_Directions:_
Output every record word for word.

————

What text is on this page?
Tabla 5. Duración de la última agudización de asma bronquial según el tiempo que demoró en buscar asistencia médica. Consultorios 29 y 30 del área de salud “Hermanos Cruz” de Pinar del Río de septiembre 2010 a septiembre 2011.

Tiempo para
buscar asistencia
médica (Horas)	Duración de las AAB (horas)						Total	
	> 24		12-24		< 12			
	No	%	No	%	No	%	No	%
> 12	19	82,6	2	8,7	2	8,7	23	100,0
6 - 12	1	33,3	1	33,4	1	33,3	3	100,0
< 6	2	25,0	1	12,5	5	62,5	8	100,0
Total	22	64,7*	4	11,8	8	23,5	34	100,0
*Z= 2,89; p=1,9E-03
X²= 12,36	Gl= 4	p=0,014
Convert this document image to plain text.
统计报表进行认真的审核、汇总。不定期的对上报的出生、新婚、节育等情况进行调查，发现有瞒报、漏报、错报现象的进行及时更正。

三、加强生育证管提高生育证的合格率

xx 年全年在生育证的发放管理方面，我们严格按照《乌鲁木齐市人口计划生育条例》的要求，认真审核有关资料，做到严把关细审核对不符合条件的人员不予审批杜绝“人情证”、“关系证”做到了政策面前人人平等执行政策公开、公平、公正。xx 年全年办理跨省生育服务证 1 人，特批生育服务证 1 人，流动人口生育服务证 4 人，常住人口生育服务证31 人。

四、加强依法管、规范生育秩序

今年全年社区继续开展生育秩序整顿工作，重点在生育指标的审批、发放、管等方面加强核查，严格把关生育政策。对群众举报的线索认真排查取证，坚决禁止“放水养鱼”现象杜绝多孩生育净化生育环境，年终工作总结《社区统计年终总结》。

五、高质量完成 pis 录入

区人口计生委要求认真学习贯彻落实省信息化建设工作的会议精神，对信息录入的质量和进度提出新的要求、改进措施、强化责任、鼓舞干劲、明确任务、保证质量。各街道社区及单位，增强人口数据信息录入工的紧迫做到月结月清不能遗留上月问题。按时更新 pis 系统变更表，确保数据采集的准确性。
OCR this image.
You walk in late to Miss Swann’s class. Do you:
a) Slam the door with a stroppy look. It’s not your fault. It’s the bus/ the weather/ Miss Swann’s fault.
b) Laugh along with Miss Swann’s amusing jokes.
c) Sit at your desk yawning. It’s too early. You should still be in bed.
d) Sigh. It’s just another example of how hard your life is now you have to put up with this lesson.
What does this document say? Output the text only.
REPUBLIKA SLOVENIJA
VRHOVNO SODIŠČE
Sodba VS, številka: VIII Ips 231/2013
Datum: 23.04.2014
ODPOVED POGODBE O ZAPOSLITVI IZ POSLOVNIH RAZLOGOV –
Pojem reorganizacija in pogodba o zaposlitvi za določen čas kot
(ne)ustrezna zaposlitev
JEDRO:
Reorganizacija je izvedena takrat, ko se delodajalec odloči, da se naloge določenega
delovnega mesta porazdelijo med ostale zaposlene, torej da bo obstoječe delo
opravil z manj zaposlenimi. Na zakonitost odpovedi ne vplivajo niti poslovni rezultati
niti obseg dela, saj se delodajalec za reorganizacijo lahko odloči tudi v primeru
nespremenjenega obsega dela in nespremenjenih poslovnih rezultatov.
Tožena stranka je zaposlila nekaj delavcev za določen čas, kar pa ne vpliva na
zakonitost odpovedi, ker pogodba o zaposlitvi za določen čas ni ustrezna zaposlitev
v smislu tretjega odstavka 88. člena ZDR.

————

_In response:_
What text is on this page?
Tabla 5. Duración de la última agudización de asma bronquial según el tiempo que demoró en buscar asistencia médica. Consultorios 29 y 30 del área de salud “Hermanos Cruz” de Pinar del Río de septiembre 2010 a septiembre 2011.

Tiempo para
buscar asistencia
médica (Horas)	Duración de las AAB (horas)						Total	
	> 24		12-24		< 12			
	No	%	No	%	No	%	No	%
> 12	19	82,6	2	8,7	2	8,7	23	100,0
6 - 12	1	33,3	1	33,4	1	33,3	3	100,0
< 6	2	25,0	1	12,5	5	62,5	8	100,0
Total	22	64,7*	4	11,8	8	23,5	34	100,0
*Z= 2,89; p=1,9E-03
X²= 12,36	Gl= 4	p=0,014
Convert this document image to plain text.
统计报表进行认真的审核、汇总。不定期的对上报的出生、新婚、节育等情况进行调查，发现有瞒报、漏报、错报现象的进行及时更正。

三、加强生育证管提高生育证的合格率

xx 年全年在生育证的发放管理方面，我们严格按照《乌鲁木齐市人口计划生育条例》的要求，认真审核有关资料，做到严把关细审核对不符合条件的人员不予审批杜绝“人情证”、“关系证”做到了政策面前人人平等执行政策公开、公平、公正。xx 年全年办理跨省生育服务证 1 人，特批生育服务证 1 人，流动人口生育服务证 4 人，常住人口生育服务证31 人。

四、加强依法管、规范生育秩序

今年全年社区继续开展生育秩序整顿工作，重点在生育指标的审批、发放、管等方面加强核查，严格把关生育政策。对群众举报的线索认真排查取证，坚决禁止“放水养鱼”现象杜绝多孩生育净化生育环境，年终工作总结《社区统计年终总结》。

五、高质量完成 pis 录入

区人口计生委要求认真学习贯彻落实省信息化建设工作的会议精神，对信息录入的质量和进度提出新的要求、改进措施、强化责任、鼓舞干劲、明确任务、保证质量。各街道社区及单位，增强人口数据信息录入工的紧迫做到月结月清不能遗留上月问题。按时更新 pis 系统变更表，确保数据采集的准确性。
OCR this image.
You walk in late to Miss Swann’s class. Do you:
a) Slam the door with a stroppy look. It’s not your fault. It’s the bus/ the weather/ Miss Swann’s fault.
b) Laugh along with Miss Swann’s amusing jokes.
c) Sit at your desk yawning. It’s too early. You should still be in bed.
d) Sigh. It’s just another example of how hard your life is now you have to put up with this lesson.
What does this document say? Output the text only.
REPUBLIKA SLOVENIJA
VRHOVNO SODIŠČE
Sodba VS, številka: VIII Ips 231/2013
Datum: 23.04.2014
ODPOVED POGODBE O ZAPOSLITVI IZ POSLOVNIH RAZLOGOV –
Pojem reorganizacija in pogodba o zaposlitvi za določen čas kot
(ne)ustrezna zaposlitev
JEDRO:
Reorganizacija je izvedena takrat, ko se delodajalec odloči, da se naloge določenega
delovnega mesta porazdelijo med ostale zaposlene, torej da bo obstoječe delo
opravil z manj zaposlenimi. Na zakonitost odpovedi ne vplivajo niti poslovni rezultati
niti obseg dela, saj se delodajalec za reorganizacijo lahko odloči tudi v primeru
nespremenjenega obsega dela in nespremenjenih poslovnih rezultatov.
Tožena stranka je zaposlila nekaj delavcev za določen čas, kar pa ne vpliva na
zakonitost odpovedi, ker pogodba o zaposlitvi za določen čas ni ustrezna zaposlitev
v smislu tretjega odstavka 88. člena ZDR.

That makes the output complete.